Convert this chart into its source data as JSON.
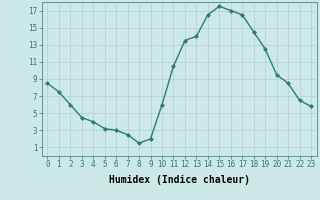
{
  "x": [
    0,
    1,
    2,
    3,
    4,
    5,
    6,
    7,
    8,
    9,
    10,
    11,
    12,
    13,
    14,
    15,
    16,
    17,
    18,
    19,
    20,
    21,
    22,
    23
  ],
  "y": [
    8.5,
    7.5,
    6.0,
    4.5,
    4.0,
    3.2,
    3.0,
    2.5,
    1.5,
    2.0,
    6.0,
    10.5,
    13.5,
    14.0,
    16.5,
    17.5,
    17.0,
    16.5,
    14.5,
    12.5,
    9.5,
    8.5,
    6.5,
    5.8
  ],
  "line_color": "#2e7d6e",
  "marker": "D",
  "marker_size": 2.0,
  "bg_color": "#cce9e8",
  "grid_color": "#b0d0cf",
  "xlabel": "Humidex (Indice chaleur)",
  "xlim": [
    -0.5,
    23.5
  ],
  "ylim": [
    0,
    18
  ],
  "xticks": [
    0,
    1,
    2,
    3,
    4,
    5,
    6,
    7,
    8,
    9,
    10,
    11,
    12,
    13,
    14,
    15,
    16,
    17,
    18,
    19,
    20,
    21,
    22,
    23
  ],
  "yticks": [
    1,
    3,
    5,
    7,
    9,
    11,
    13,
    15,
    17
  ],
  "tick_fontsize": 5.5,
  "label_fontsize": 7.0,
  "linewidth": 1.0
}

----------------------------------------

** To be done **
Reproduce each line exactly as it appears, omitting the pictures.

** Written response **
Convert this chart into its source data as JSON.
{
  "x": [
    0,
    1,
    2,
    3,
    4,
    5,
    6,
    7,
    8,
    9,
    10,
    11,
    12,
    13,
    14,
    15,
    16,
    17,
    18,
    19,
    20,
    21,
    22,
    23
  ],
  "y": [
    8.5,
    7.5,
    6.0,
    4.5,
    4.0,
    3.2,
    3.0,
    2.5,
    1.5,
    2.0,
    6.0,
    10.5,
    13.5,
    14.0,
    16.5,
    17.5,
    17.0,
    16.5,
    14.5,
    12.5,
    9.5,
    8.5,
    6.5,
    5.8
  ],
  "line_color": "#2e7d6e",
  "marker": "D",
  "marker_size": 2.0,
  "bg_color": "#cce9e8",
  "grid_color": "#b0d0cf",
  "xlabel": "Humidex (Indice chaleur)",
  "xlim": [
    -0.5,
    23.5
  ],
  "ylim": [
    0,
    18
  ],
  "xticks": [
    0,
    1,
    2,
    3,
    4,
    5,
    6,
    7,
    8,
    9,
    10,
    11,
    12,
    13,
    14,
    15,
    16,
    17,
    18,
    19,
    20,
    21,
    22,
    23
  ],
  "yticks": [
    1,
    3,
    5,
    7,
    9,
    11,
    13,
    15,
    17
  ],
  "tick_fontsize": 5.5,
  "label_fontsize": 7.0,
  "linewidth": 1.0
}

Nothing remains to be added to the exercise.